WORK TO DO: Could you convert the material, from its very first line through the line containing "106, 288, 206]" (both included), into a JSON list of strings with one string per line and any blank lines dropped?

DATA IN THIS EXERCISE:
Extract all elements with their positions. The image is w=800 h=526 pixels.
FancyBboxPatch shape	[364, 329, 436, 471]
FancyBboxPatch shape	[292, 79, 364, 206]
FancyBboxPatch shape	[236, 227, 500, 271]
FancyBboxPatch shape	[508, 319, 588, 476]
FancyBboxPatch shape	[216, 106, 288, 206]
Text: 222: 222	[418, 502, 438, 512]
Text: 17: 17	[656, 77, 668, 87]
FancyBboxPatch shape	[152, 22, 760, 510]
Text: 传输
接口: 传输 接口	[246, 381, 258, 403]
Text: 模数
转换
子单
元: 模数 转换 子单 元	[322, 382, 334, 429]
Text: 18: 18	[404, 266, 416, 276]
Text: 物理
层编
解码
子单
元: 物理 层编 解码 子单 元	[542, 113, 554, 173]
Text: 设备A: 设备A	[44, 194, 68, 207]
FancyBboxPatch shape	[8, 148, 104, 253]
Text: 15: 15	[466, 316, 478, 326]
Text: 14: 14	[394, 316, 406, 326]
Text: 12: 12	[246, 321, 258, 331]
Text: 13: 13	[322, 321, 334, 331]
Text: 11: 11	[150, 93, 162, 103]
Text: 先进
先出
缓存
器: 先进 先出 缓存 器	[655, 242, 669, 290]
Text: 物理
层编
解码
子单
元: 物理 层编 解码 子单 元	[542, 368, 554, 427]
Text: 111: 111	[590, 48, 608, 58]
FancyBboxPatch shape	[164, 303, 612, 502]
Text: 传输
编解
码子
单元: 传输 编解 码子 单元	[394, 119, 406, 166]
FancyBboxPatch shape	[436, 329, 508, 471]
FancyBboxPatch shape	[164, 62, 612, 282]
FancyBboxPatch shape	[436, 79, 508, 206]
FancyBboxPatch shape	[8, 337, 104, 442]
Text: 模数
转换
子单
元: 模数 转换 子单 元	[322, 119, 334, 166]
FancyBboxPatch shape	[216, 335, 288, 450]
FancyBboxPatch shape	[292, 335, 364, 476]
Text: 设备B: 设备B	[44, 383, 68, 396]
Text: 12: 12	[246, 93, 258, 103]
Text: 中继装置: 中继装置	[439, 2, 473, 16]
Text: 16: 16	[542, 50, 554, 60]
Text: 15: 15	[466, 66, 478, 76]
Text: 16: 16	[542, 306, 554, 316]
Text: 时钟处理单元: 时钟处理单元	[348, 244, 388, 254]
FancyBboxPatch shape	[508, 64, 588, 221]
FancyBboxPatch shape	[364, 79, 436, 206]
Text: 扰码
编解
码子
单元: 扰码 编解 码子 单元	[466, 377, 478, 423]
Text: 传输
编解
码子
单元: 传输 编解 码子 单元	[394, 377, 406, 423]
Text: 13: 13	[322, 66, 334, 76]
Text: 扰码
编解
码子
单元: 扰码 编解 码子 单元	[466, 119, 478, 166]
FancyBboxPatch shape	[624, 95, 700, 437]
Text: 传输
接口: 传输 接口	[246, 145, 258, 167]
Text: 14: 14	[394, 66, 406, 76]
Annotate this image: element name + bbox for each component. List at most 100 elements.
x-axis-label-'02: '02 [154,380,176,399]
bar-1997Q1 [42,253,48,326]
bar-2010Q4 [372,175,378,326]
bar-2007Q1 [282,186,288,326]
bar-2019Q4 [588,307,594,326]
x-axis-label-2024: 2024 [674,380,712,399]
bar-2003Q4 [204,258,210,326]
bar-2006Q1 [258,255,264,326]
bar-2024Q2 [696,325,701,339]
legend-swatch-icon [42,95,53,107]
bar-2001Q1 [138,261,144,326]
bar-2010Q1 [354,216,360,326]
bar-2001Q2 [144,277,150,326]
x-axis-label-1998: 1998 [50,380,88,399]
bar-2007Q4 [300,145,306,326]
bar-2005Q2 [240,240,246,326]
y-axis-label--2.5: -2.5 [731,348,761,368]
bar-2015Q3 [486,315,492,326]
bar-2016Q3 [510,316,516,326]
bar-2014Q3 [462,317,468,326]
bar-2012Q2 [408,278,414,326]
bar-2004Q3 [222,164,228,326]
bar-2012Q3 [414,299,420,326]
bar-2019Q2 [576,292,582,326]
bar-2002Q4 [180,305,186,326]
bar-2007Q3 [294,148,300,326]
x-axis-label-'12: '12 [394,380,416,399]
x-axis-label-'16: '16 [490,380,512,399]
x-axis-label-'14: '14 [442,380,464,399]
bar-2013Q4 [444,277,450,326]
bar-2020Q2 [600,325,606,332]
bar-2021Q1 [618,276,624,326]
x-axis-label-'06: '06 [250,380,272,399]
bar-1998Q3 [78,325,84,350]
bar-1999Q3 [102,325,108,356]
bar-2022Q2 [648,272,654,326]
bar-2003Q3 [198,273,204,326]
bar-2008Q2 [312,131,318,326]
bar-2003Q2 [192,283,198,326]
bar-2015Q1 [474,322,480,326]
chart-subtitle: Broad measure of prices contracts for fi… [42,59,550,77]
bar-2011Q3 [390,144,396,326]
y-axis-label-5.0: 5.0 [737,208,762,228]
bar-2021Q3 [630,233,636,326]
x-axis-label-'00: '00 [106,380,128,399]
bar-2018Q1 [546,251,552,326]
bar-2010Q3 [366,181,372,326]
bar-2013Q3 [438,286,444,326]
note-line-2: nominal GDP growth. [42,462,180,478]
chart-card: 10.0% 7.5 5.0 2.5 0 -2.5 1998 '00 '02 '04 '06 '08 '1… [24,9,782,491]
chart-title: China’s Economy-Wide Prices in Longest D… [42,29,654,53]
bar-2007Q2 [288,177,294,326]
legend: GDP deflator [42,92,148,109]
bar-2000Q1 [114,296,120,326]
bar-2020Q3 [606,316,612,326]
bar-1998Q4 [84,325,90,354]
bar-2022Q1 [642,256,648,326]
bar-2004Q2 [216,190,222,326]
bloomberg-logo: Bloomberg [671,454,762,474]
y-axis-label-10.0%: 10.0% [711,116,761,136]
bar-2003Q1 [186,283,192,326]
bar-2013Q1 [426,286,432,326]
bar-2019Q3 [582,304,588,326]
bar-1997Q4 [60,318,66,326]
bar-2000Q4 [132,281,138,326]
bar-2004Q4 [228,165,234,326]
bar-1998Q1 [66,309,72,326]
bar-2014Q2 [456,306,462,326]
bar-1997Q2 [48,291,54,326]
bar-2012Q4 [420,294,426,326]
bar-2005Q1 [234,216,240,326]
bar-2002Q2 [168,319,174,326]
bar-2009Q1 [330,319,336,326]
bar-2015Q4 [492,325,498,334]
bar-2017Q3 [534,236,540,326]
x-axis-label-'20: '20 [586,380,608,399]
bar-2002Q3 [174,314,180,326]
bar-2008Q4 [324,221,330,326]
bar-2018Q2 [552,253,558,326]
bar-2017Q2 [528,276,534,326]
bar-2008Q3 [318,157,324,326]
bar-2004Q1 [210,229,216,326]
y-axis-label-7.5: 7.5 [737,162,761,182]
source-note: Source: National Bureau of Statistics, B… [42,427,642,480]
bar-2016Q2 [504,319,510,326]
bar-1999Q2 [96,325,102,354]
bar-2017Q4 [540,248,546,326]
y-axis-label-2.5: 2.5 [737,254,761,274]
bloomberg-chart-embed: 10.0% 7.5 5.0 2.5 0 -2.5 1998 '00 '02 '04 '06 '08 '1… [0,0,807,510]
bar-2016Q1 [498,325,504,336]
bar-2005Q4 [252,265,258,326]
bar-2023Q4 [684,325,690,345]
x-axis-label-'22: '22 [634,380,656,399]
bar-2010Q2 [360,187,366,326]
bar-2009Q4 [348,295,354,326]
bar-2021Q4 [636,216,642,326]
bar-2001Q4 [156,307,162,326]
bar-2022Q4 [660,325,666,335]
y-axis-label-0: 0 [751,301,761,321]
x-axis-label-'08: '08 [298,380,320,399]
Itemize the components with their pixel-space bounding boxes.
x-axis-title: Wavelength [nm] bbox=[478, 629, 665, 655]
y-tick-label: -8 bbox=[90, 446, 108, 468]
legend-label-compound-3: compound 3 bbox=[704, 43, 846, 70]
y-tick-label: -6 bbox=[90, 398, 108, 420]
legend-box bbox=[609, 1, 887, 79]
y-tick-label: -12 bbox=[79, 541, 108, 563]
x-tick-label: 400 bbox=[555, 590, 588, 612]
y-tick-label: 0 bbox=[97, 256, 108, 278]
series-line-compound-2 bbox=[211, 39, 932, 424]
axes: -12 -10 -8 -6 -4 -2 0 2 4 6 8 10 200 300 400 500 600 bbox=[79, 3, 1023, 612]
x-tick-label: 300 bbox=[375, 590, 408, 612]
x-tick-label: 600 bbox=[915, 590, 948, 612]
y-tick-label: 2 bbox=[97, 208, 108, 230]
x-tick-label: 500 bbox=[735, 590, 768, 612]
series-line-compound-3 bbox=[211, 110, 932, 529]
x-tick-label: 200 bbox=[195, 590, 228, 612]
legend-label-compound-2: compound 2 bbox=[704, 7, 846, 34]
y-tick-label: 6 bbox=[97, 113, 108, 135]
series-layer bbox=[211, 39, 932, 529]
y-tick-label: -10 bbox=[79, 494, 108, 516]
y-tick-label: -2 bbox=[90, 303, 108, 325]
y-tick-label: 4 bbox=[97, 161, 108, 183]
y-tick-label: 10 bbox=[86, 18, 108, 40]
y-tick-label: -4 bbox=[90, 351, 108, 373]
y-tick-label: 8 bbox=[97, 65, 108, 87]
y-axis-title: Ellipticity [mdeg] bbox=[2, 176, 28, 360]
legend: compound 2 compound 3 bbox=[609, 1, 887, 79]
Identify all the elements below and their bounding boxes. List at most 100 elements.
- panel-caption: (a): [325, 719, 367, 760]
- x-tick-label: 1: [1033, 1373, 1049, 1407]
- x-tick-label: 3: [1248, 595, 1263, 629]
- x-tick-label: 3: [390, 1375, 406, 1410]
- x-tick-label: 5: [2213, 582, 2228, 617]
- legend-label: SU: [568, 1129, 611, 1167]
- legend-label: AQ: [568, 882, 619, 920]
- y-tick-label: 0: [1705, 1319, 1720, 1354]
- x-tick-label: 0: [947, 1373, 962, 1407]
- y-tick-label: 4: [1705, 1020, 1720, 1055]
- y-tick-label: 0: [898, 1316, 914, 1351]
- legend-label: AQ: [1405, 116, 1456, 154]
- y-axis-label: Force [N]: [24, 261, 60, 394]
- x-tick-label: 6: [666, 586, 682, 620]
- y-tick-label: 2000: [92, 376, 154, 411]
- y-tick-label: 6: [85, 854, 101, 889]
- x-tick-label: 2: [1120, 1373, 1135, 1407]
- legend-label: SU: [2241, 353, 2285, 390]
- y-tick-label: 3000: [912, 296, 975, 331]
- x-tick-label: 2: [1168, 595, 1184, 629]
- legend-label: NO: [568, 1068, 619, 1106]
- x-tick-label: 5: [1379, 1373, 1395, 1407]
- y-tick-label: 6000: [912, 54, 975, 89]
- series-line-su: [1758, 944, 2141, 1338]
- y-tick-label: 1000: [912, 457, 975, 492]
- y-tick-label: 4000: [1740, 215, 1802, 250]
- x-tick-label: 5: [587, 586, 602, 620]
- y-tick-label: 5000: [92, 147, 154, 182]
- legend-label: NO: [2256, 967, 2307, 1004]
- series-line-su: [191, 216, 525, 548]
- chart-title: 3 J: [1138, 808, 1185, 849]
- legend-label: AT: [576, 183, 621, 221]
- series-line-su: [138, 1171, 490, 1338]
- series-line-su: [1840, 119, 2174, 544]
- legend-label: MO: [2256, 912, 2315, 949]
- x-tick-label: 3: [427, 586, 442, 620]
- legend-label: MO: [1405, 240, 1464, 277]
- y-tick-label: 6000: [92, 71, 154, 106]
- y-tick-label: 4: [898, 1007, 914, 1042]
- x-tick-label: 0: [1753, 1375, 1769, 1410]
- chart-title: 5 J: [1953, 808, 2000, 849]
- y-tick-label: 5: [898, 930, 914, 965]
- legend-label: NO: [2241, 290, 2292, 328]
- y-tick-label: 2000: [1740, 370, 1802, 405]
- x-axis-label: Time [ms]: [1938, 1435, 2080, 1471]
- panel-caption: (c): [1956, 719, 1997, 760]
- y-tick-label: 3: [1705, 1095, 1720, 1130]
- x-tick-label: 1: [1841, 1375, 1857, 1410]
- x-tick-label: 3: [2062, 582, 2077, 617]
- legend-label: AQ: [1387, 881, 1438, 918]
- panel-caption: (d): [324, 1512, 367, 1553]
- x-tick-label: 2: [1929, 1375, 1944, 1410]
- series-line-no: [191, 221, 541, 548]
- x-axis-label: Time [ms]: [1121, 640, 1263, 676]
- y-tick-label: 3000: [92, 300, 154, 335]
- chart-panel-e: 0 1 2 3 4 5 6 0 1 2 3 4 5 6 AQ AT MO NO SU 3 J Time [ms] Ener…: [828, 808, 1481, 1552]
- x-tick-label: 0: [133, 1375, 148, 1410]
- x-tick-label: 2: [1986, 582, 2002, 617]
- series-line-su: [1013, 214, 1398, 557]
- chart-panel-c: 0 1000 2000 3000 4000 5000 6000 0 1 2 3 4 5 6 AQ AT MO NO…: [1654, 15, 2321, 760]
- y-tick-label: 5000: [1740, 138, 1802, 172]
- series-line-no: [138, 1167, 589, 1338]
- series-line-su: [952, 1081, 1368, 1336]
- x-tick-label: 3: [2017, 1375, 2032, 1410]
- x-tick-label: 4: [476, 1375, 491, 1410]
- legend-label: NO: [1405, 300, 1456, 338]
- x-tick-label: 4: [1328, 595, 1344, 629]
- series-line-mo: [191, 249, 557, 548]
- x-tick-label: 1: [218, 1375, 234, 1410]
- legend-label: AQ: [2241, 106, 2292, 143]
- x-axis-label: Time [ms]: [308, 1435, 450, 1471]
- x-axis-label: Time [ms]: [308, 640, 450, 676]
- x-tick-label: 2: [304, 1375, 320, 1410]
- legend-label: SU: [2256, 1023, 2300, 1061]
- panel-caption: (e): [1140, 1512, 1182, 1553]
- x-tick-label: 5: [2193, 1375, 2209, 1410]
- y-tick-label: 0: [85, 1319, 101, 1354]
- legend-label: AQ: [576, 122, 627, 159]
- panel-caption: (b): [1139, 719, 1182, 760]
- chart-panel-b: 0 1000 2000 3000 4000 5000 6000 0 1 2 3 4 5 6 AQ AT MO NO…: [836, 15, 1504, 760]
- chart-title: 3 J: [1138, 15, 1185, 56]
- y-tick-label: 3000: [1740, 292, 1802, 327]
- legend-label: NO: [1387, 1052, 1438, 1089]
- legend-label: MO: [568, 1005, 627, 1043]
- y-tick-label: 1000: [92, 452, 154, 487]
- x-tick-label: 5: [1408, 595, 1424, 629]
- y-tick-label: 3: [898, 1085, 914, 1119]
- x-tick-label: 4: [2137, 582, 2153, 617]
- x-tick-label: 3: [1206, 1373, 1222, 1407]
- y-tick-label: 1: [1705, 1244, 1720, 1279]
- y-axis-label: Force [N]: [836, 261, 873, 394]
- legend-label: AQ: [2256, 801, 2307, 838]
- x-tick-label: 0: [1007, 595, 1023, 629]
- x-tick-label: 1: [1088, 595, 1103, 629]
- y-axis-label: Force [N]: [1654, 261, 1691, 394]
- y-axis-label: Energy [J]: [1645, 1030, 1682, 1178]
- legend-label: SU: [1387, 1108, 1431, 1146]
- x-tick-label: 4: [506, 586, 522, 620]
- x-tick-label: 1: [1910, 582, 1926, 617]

RESPONSE TO THE EXERCISE:
[
  "Extract all elements with their positions. The image is w=800 h=526 pixels.",
  "FancyBboxPatch shape\t[364, 329, 436, 471]",
  "FancyBboxPatch shape\t[292, 79, 364, 206]",
  "FancyBboxPatch shape\t[236, 227, 500, 271]",
  "FancyBboxPatch shape\t[508, 319, 588, 476]",
  "FancyBboxPatch shape\t[216, 106, 288, 206]"
]